Start of Text for analysis
Personal information
- Born: September 8, 1996 (age 29) Niagara Falls, New York, U.S.
- Listed height: 6 ft 1 in (1.85 m)
- Listed weight: 232 lb (105 kg)

Career information
- High school: Canisius (Buffalo, New York)
- College: Pittsburgh (2014–2018)
- NFL draft: 2019: 5th round, 152nd overall pick

Career history
- Atlanta Falcons (2019–2021); Dallas Cowboys (2022); Jacksonville Jaguars (2023)*; Pittsburgh Steelers (2023); BC Lions (2025)*;
- * Offseason and/or practice squad member only

Awards and highlights
- ACC Offensive Rookie of the Year (2015); Second-team All-ACC (2015);

Career NFL statistics
- Rushing yards: 158
- Rushing average: 3.6
- Rushing touchdowns: 5
- Receptions: 5
- Receiving yards: 19
- Stats at Pro Football Reference

= Qadree Ollison =

American football player (born 1996)

Qadree Waymond Ollison (born September 8, 1996) is an American professional football running back. He played college football for the Pittsburgh Panthers and was selected by the Atlanta Falcons in the fifth round of the 2019 NFL draft.

==Early life==
Ollison attended and played high school football at Canisius High School in Buffalo, New York.

==College career==
Ollison attended and played college football at Pittsburgh.
End of Text for analysis
*Task instructions:*
A - List every team named in the career history of the Qadree Ollison profile.
B - Reproduce the passage of the Qadree Ollison profile starting with "Awards and highlights" and going on through "player (born 1996)".
Start of Data section
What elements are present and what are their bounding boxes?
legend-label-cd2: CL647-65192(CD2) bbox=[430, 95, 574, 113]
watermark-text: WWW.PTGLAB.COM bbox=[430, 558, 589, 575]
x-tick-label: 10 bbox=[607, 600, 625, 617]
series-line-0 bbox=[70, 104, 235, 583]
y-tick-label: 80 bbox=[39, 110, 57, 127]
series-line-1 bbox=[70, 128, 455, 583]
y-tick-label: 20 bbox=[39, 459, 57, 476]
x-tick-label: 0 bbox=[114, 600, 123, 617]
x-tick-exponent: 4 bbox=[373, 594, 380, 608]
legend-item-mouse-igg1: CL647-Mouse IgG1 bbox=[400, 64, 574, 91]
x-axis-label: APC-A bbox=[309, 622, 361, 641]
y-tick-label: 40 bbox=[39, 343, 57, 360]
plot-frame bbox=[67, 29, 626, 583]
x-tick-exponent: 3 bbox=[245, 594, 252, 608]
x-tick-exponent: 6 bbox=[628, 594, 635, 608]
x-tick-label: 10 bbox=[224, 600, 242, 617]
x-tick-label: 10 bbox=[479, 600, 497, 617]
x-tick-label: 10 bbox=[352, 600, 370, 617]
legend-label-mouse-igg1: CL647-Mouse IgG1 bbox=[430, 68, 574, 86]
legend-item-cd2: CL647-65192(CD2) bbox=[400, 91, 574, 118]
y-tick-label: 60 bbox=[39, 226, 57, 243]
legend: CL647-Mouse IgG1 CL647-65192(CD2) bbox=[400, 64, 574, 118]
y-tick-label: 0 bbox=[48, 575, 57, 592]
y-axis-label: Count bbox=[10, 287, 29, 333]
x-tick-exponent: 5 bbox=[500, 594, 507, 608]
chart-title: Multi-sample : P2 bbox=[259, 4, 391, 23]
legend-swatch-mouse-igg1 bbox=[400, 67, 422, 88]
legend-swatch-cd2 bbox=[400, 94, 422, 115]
End of Data section
*List of answers:*
A - Atlanta Falcons, Dallas Cowboys, Jacksonville Jaguars, Pittsburgh Steelers, BC Lions

B -
Awards and highlights
- ACC Offensive Rookie of the Year (2015); Second-team All-ACC (2015);

Career NFL statistics
- Rushing yards: 158
- Rushing average: 3.6
- Rushing touchdowns: 5
- Receptions: 5
- Receiving yards: 19
- Stats at Pro Football Reference

= Qadree Ollison =

American football player (born 1996)